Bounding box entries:
========================
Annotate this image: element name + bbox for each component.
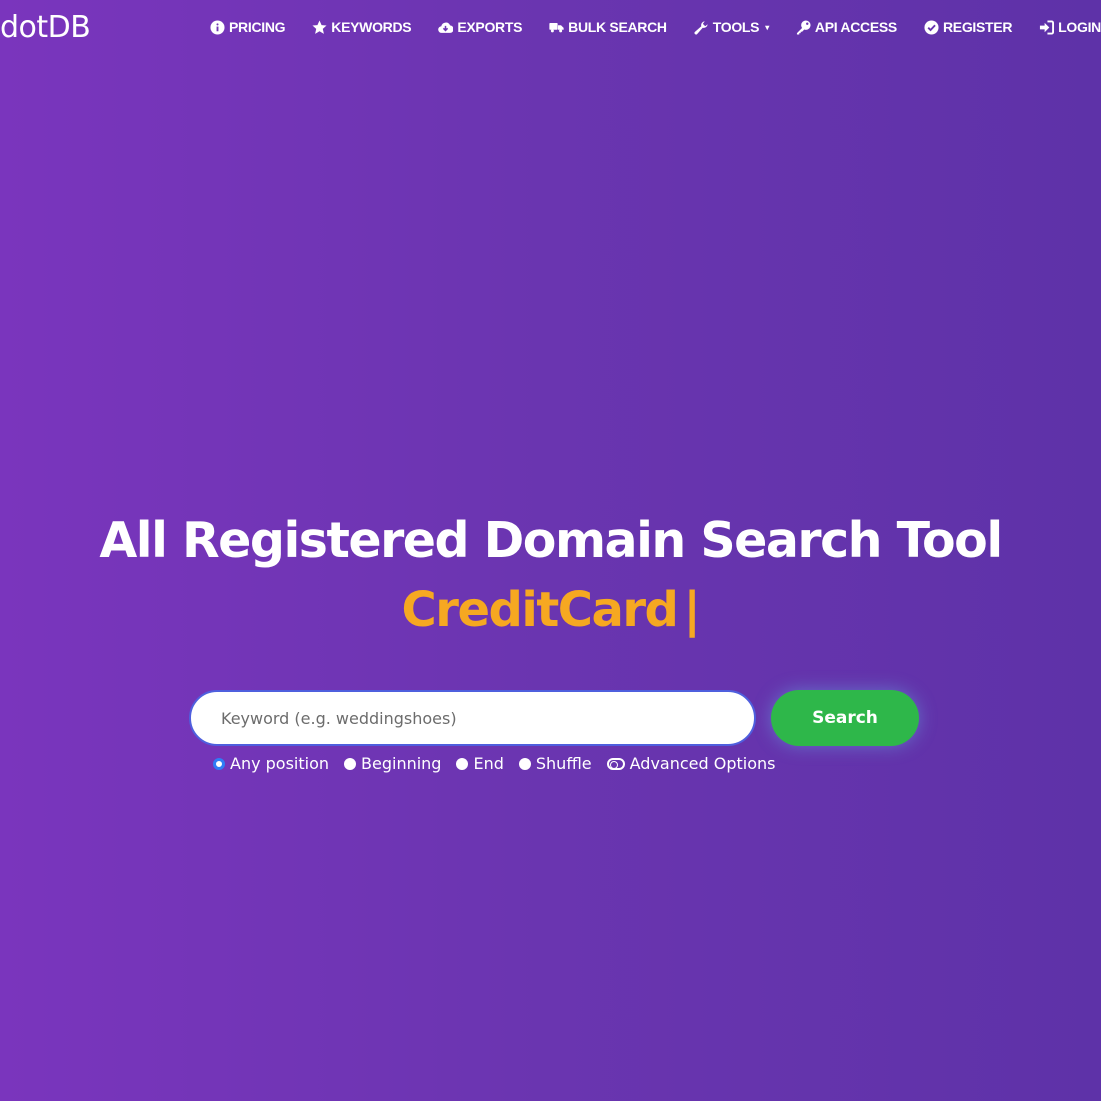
radio-beginning[interactable] [344, 757, 357, 770]
option-end-label: End [473, 754, 504, 773]
nav-pricing-label: PRICING [229, 19, 286, 35]
nav-bulk-search-label: BULK SEARCH [568, 19, 667, 35]
option-shuffle[interactable]: Shuffle [518, 754, 592, 773]
truck-icon [549, 20, 564, 35]
nav-keywords-label: KEYWORDS [331, 19, 412, 35]
nav-login-label: LOGIN [1058, 19, 1101, 35]
nav-login[interactable]: LOGIN [1039, 19, 1101, 35]
option-any-position-label: Any position [230, 754, 330, 773]
advanced-options-toggle[interactable]: Advanced Options [606, 754, 776, 773]
advanced-options-label: Advanced Options [629, 754, 776, 773]
option-shuffle-label: Shuffle [535, 754, 592, 773]
nav-tools-label: TOOLS [712, 19, 760, 35]
option-any-position[interactable]: Any position [213, 754, 329, 773]
nav-register[interactable]: REGISTER [924, 19, 1012, 35]
cloud-download-icon [438, 20, 454, 35]
nav-keywords[interactable]: KEYWORDS [312, 19, 412, 35]
radio-shuffle[interactable] [518, 757, 531, 770]
main-nav: PRICING KEYWORDS EXPORTS BULK SEARCH TOO… [210, 19, 1101, 35]
option-beginning-label: Beginning [361, 754, 442, 773]
dotdb-logo[interactable]: dotDB [0, 10, 91, 45]
nav-api-access[interactable]: API ACCESS [796, 19, 897, 35]
info-circle-icon [210, 19, 225, 35]
chevron-down-icon: ▾ [765, 22, 769, 32]
radio-end[interactable] [456, 757, 469, 770]
nav-exports-label: EXPORTS [457, 19, 523, 35]
check-circle-icon [924, 19, 939, 35]
search-position-options: Any position Beginning End Shuffle Advan… [213, 754, 775, 773]
option-end[interactable]: End [456, 754, 504, 773]
typing-cursor: | [683, 582, 701, 638]
key-icon [796, 19, 811, 35]
star-icon [312, 19, 327, 35]
nav-exports[interactable]: EXPORTS [438, 19, 522, 35]
option-beginning[interactable]: Beginning [344, 754, 441, 773]
nav-tools[interactable]: TOOLS ▾ [694, 19, 769, 35]
nav-bulk-search[interactable]: BULK SEARCH [549, 19, 667, 35]
toggle-icon[interactable] [606, 757, 625, 770]
wrench-icon [694, 20, 709, 35]
nav-api-access-label: API ACCESS [814, 19, 897, 35]
keyword-search-input[interactable] [189, 690, 756, 746]
typed-keyword-text: CreditCard [401, 582, 679, 638]
radio-any-position[interactable] [213, 757, 225, 770]
search-button[interactable]: Search [771, 690, 919, 746]
hero-title: All Registered Domain Search Tool [99, 512, 1003, 569]
top-navbar: dotDB PRICING KEYWORDS EXPORTS BULK SEAR… [0, 0, 1101, 60]
nav-pricing[interactable]: PRICING [210, 19, 286, 35]
sign-in-icon [1039, 19, 1055, 35]
typed-keyword: CreditCard | [0, 582, 1101, 638]
nav-register-label: REGISTER [942, 19, 1013, 35]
========================
THE TASK: In the part of the entries that opens with the line containing "radio-beginning[interactable] [344, 757, 357, 770]" and closes with the line containing "keyword-search-input[interactable] [189, 690, 756, 746]", edit each line by replacing "interactable" with "clickable" and leave everything else unchanged. Give back only those lines.

THE ANSWER:
radio-beginning[clickable] [344, 757, 357, 770]
option-end-label: End [473, 754, 504, 773]
nav-pricing-label: PRICING [229, 19, 286, 35]
nav-bulk-search-label: BULK SEARCH [568, 19, 667, 35]
option-shuffle[clickable]: Shuffle [518, 754, 592, 773]
truck-icon [549, 20, 564, 35]
nav-keywords-label: KEYWORDS [331, 19, 412, 35]
nav-login-label: LOGIN [1058, 19, 1101, 35]
nav-login[clickable]: LOGIN [1039, 19, 1101, 35]
option-any-position-label: Any position [230, 754, 330, 773]
advanced-options-toggle[clickable]: Advanced Options [606, 754, 776, 773]
advanced-options-label: Advanced Options [629, 754, 776, 773]
option-shuffle-label: Shuffle [535, 754, 592, 773]
nav-tools-label: TOOLS [712, 19, 760, 35]
option-any-position[clickable]: Any position [213, 754, 329, 773]
nav-register[clickable]: REGISTER [924, 19, 1012, 35]
cloud-download-icon [438, 20, 454, 35]
nav-keywords[clickable]: KEYWORDS [312, 19, 412, 35]
radio-shuffle[clickable] [518, 757, 531, 770]
main-nav: PRICING KEYWORDS EXPORTS BULK SEARCH TOO… [210, 19, 1101, 35]
option-beginning-label: Beginning [361, 754, 442, 773]
dotdb-logo[clickable]: dotDB [0, 10, 91, 45]
nav-api-access[clickable]: API ACCESS [796, 19, 897, 35]
info-circle-icon [210, 19, 225, 35]
chevron-down-icon: ▾ [765, 22, 769, 32]
radio-end[clickable] [456, 757, 469, 770]
nav-exports-label: EXPORTS [457, 19, 523, 35]
check-circle-icon [924, 19, 939, 35]
search-position-options: Any position Beginning End Shuffle Advan… [213, 754, 775, 773]
option-end[clickable]: End [456, 754, 504, 773]
typing-cursor: | [683, 582, 701, 638]
key-icon [796, 19, 811, 35]
star-icon [312, 19, 327, 35]
nav-exports[clickable]: EXPORTS [438, 19, 522, 35]
option-beginning[clickable]: Beginning [344, 754, 441, 773]
nav-tools[clickable]: TOOLS ▾ [694, 19, 769, 35]
nav-bulk-search[clickable]: BULK SEARCH [549, 19, 667, 35]
toggle-icon[clickable] [606, 757, 625, 770]
wrench-icon [694, 20, 709, 35]
nav-api-access-label: API ACCESS [814, 19, 897, 35]
keyword-search-input[clickable] [189, 690, 756, 746]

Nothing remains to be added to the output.